→ **TASK**:
Your task is to output all the records below, word for word.

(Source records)
______
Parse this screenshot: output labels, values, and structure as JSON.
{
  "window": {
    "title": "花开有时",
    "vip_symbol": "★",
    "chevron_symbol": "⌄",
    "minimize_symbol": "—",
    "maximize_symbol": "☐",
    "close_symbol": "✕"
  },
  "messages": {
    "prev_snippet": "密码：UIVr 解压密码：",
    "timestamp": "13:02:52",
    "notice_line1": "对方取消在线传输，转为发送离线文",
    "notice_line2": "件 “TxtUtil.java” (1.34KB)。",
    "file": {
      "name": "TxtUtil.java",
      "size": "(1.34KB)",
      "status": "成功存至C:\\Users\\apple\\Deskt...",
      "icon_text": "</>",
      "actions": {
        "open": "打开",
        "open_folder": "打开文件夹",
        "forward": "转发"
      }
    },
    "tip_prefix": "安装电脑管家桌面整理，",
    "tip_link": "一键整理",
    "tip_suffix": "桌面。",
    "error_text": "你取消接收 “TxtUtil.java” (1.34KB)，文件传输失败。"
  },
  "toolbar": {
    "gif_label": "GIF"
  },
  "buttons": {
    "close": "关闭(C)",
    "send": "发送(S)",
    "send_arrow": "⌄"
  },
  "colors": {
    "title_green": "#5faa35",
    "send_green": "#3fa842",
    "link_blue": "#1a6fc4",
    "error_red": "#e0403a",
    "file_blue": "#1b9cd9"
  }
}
______
→ **COMPLETED TASK**:
Parse this screenshot: output labels, values, and structure as JSON.
{
  "window": {
    "title": "花开有时",
    "vip_symbol": "★",
    "chevron_symbol": "⌄",
    "minimize_symbol": "—",
    "maximize_symbol": "☐",
    "close_symbol": "✕"
  },
  "messages": {
    "prev_snippet": "密码：UIVr 解压密码：",
    "timestamp": "13:02:52",
    "notice_line1": "对方取消在线传输，转为发送离线文",
    "notice_line2": "件 “TxtUtil.java” (1.34KB)。",
    "file": {
      "name": "TxtUtil.java",
      "size": "(1.34KB)",
      "status": "成功存至C:\\Users\\apple\\Deskt...",
      "icon_text": "</>",
      "actions": {
        "open": "打开",
        "open_folder": "打开文件夹",
        "forward": "转发"
      }
    },
    "tip_prefix": "安装电脑管家桌面整理，",
    "tip_link": "一键整理",
    "tip_suffix": "桌面。",
    "error_text": "你取消接收 “TxtUtil.java” (1.34KB)，文件传输失败。"
  },
  "toolbar": {
    "gif_label": "GIF"
  },
  "buttons": {
    "close": "关闭(C)",
    "send": "发送(S)",
    "send_arrow": "⌄"
  },
  "colors": {
    "title_green": "#5faa35",
    "send_green": "#3fa842",
    "link_blue": "#1a6fc4",
    "error_red": "#e0403a",
    "file_blue": "#1b9cd9"
  }
}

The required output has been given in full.